>> START

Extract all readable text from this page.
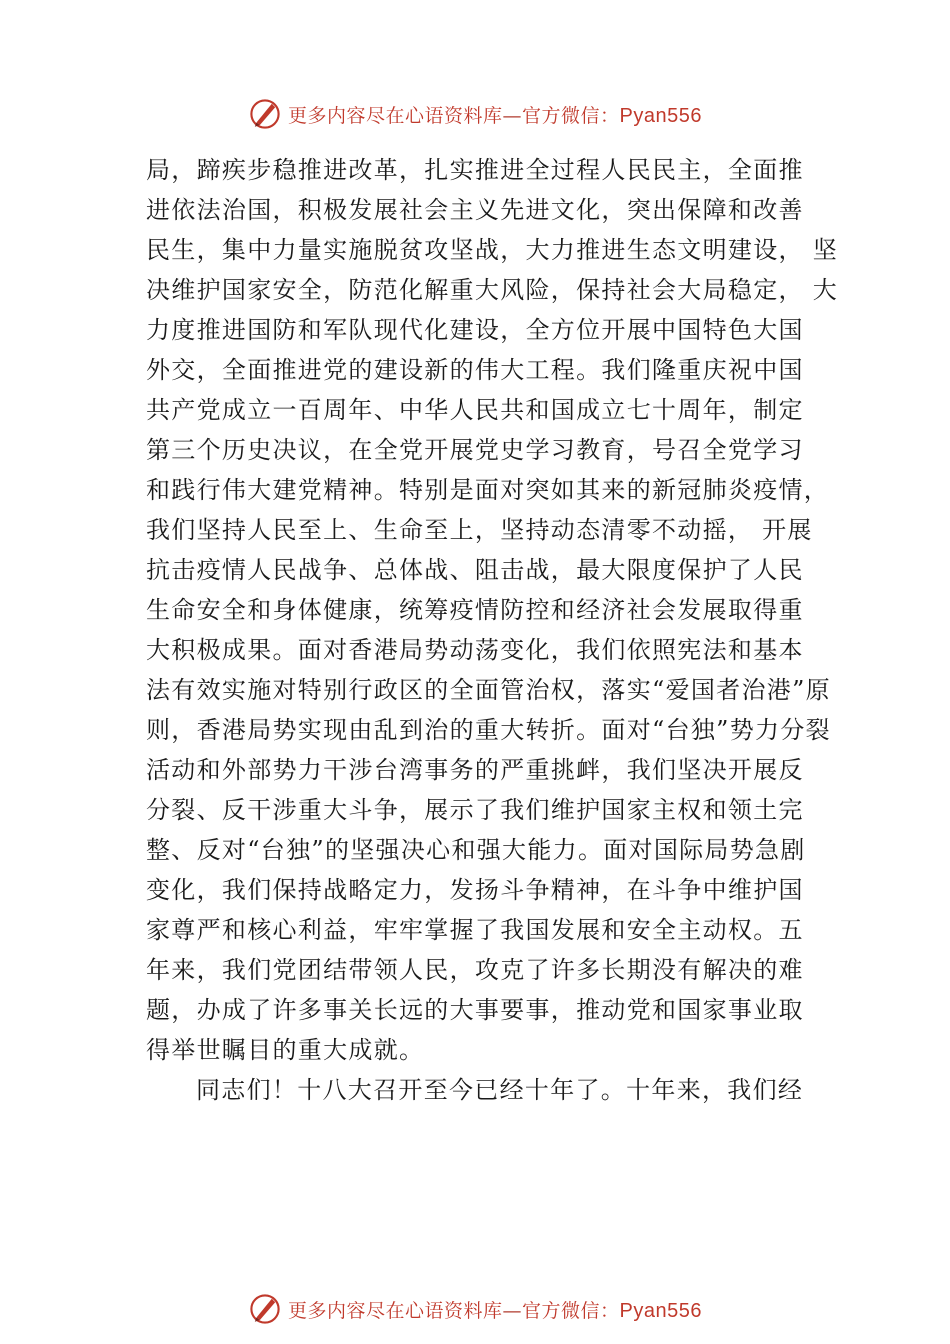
更多内容尽在心语资料库—官方微信：Pyan556
局，蹄疾步稳推进改革，扎实推进全过程人民民主，全面推
进依法治国，积极发展社会主义先进文化，突出保障和改善
民生，集中力量实施脱贫攻坚战，大力推进生态文明建设， 坚
决维护国家安全，防范化解重大风险，保持社会大局稳定， 大
力度推进国防和军队现代化建设，全方位开展中国特色大国
外交，全面推进党的建设新的伟大工程。我们隆重庆祝中国
共产党成立一百周年、中华人民共和国成立七十周年，制定
第三个历史决议，在全党开展党史学习教育，号召全党学习
和践行伟大建党精神。特别是面对突如其来的新冠肺炎疫情，
我们坚持人民至上、生命至上，坚持动态清零不动摇， 开展
抗击疫情人民战争、总体战、阻击战，最大限度保护了人民
生命安全和身体健康，统筹疫情防控和经济社会发展取得重
大积极成果。面对香港局势动荡变化，我们依照宪法和基本
法有效实施对特别行政区的全面管治权，落实“爱国者治港”原
则，香港局势实现由乱到治的重大转折。面对“台独”势力分裂
活动和外部势力干涉台湾事务的严重挑衅，我们坚决开展反
分裂、反干涉重大斗争，展示了我们维护国家主权和领土完
整、反对“台独”的坚强决心和强大能力。面对国际局势急剧
变化，我们保持战略定力，发扬斗争精神，在斗争中维护国
家尊严和核心利益，牢牢掌握了我国发展和安全主动权。五
年来，我们党团结带领人民，攻克了许多长期没有解决的难
题，办成了许多事关长远的大事要事，推动党和国家事业取
得举世瞩目的重大成就。
同志们！十八大召开至今已经十年了。十年来，我们经
更多内容尽在心语资料库—官方微信：Pyan556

>> END

All of the data needs repeating exactly, but the pictures do not.

Extract all readable text from this page.
更多内容尽在心语资料库—官方微信：Pyan556
局，蹄疾步稳推进改革，扎实推进全过程人民民主，全面推
进依法治国，积极发展社会主义先进文化，突出保障和改善
民生，集中力量实施脱贫攻坚战，大力推进生态文明建设， 坚
决维护国家安全，防范化解重大风险，保持社会大局稳定， 大
力度推进国防和军队现代化建设，全方位开展中国特色大国
外交，全面推进党的建设新的伟大工程。我们隆重庆祝中国
共产党成立一百周年、中华人民共和国成立七十周年，制定
第三个历史决议，在全党开展党史学习教育，号召全党学习
和践行伟大建党精神。特别是面对突如其来的新冠肺炎疫情，
我们坚持人民至上、生命至上，坚持动态清零不动摇， 开展
抗击疫情人民战争、总体战、阻击战，最大限度保护了人民
生命安全和身体健康，统筹疫情防控和经济社会发展取得重
大积极成果。面对香港局势动荡变化，我们依照宪法和基本
法有效实施对特别行政区的全面管治权，落实“爱国者治港”原
则，香港局势实现由乱到治的重大转折。面对“台独”势力分裂
活动和外部势力干涉台湾事务的严重挑衅，我们坚决开展反
分裂、反干涉重大斗争，展示了我们维护国家主权和领土完
整、反对“台独”的坚强决心和强大能力。面对国际局势急剧
变化，我们保持战略定力，发扬斗争精神，在斗争中维护国
家尊严和核心利益，牢牢掌握了我国发展和安全主动权。五
年来，我们党团结带领人民，攻克了许多长期没有解决的难
题，办成了许多事关长远的大事要事，推动党和国家事业取
得举世瞩目的重大成就。
同志们！十八大召开至今已经十年了。十年来，我们经
更多内容尽在心语资料库—官方微信：Pyan556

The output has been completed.